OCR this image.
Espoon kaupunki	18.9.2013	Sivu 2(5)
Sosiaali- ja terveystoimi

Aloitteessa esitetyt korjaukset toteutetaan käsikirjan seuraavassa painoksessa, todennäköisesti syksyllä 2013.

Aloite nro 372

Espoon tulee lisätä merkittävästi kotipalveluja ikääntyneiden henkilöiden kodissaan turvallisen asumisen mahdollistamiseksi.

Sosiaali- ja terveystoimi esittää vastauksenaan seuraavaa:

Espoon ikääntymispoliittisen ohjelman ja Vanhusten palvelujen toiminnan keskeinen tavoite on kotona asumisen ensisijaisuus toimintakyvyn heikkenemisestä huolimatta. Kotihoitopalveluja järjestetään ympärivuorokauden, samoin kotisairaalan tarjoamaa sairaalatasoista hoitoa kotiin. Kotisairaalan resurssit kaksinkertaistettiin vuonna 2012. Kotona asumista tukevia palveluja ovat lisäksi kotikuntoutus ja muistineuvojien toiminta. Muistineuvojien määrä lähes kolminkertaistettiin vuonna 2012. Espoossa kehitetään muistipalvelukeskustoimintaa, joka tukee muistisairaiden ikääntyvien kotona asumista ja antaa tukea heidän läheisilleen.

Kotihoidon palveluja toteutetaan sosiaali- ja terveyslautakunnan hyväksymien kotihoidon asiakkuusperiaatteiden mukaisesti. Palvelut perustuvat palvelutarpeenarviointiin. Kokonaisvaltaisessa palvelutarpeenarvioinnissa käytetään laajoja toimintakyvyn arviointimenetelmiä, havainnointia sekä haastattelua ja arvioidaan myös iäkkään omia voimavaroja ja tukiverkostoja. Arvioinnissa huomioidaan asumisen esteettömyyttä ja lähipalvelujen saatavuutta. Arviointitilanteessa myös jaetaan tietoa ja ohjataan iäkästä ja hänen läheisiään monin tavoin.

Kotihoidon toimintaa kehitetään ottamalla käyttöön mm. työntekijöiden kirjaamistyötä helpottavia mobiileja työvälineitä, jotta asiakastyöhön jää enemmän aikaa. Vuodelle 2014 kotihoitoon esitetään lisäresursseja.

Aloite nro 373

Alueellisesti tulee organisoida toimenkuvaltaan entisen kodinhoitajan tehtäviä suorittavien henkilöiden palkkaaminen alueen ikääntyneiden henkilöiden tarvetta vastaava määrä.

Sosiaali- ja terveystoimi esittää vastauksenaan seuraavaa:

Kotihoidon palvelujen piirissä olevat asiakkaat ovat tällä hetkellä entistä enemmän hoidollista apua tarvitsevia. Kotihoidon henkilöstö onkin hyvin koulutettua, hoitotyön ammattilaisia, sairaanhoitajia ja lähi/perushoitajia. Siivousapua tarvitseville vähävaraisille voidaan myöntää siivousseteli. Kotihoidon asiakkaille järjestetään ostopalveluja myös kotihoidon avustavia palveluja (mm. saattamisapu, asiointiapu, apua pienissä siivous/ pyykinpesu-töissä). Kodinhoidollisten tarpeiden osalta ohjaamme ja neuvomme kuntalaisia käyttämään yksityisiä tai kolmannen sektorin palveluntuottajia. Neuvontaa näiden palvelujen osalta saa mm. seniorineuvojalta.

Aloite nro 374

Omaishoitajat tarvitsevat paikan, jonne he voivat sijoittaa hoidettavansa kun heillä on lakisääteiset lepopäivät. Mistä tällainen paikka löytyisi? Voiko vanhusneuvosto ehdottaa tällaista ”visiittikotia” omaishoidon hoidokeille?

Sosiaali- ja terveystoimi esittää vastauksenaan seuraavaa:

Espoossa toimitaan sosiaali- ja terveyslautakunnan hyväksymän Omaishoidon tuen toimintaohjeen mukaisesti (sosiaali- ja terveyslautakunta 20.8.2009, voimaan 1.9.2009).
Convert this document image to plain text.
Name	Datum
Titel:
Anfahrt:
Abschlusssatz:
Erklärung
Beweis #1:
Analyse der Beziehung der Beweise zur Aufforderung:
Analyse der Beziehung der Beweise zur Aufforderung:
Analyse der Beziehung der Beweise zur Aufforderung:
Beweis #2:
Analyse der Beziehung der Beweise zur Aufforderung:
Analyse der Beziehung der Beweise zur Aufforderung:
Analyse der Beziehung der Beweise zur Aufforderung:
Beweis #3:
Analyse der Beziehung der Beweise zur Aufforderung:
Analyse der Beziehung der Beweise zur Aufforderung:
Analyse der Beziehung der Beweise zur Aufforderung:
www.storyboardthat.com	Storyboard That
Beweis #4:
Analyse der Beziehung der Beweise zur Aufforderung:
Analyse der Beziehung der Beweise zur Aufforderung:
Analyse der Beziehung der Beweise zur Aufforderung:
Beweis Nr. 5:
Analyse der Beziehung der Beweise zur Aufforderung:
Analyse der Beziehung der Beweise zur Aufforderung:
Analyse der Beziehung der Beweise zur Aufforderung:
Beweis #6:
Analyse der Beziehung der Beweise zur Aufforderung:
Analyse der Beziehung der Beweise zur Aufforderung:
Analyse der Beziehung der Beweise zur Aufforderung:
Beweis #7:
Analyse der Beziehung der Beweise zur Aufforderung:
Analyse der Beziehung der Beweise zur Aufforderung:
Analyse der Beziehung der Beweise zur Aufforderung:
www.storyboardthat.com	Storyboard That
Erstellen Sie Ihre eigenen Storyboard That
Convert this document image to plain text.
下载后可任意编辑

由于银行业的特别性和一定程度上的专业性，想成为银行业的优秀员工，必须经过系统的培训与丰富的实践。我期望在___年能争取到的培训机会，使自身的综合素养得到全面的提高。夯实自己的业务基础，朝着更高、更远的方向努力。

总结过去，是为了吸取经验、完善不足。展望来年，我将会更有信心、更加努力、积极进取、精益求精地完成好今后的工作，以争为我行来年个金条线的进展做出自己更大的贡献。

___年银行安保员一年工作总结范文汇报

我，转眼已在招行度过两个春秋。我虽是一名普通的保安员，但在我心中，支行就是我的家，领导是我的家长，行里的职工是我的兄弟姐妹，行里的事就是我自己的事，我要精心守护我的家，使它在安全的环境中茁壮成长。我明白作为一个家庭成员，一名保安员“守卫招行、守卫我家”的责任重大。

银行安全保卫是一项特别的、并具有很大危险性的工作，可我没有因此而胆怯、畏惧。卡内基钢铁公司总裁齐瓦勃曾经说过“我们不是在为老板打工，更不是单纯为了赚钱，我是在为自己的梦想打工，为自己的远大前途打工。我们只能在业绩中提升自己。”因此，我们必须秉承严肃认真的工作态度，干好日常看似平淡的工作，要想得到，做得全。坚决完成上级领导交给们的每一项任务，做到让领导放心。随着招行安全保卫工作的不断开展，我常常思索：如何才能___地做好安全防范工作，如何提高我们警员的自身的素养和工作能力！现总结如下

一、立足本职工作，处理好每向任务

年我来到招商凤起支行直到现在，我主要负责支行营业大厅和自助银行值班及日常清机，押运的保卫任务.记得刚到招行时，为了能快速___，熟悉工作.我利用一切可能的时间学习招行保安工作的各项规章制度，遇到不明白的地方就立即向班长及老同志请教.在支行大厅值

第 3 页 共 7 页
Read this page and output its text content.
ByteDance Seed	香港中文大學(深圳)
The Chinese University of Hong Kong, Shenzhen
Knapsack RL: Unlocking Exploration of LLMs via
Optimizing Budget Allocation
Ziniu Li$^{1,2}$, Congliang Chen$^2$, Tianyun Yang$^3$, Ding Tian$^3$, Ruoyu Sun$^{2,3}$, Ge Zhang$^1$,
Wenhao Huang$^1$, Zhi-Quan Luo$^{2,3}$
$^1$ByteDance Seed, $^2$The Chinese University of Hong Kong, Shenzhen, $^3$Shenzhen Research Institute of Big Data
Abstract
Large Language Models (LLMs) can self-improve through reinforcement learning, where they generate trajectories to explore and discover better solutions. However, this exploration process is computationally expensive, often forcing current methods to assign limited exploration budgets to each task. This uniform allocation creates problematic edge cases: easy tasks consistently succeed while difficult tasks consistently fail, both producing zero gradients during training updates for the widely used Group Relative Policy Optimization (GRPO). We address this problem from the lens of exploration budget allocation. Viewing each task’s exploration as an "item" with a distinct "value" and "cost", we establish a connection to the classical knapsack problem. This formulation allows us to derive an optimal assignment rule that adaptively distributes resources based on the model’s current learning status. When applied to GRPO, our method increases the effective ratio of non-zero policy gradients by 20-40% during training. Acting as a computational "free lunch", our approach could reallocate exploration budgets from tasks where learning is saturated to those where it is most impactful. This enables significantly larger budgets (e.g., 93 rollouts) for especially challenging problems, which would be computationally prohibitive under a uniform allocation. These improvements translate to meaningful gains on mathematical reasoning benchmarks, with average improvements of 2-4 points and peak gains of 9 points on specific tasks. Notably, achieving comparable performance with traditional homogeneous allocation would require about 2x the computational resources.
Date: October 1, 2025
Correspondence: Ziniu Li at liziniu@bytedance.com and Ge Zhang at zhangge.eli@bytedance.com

────────────────

*WRITTEN TASK*. Check each line of the records for the string "Chinese" and state how many lines contain it. Give only the number.

*FINISHED EXERCISE*. 2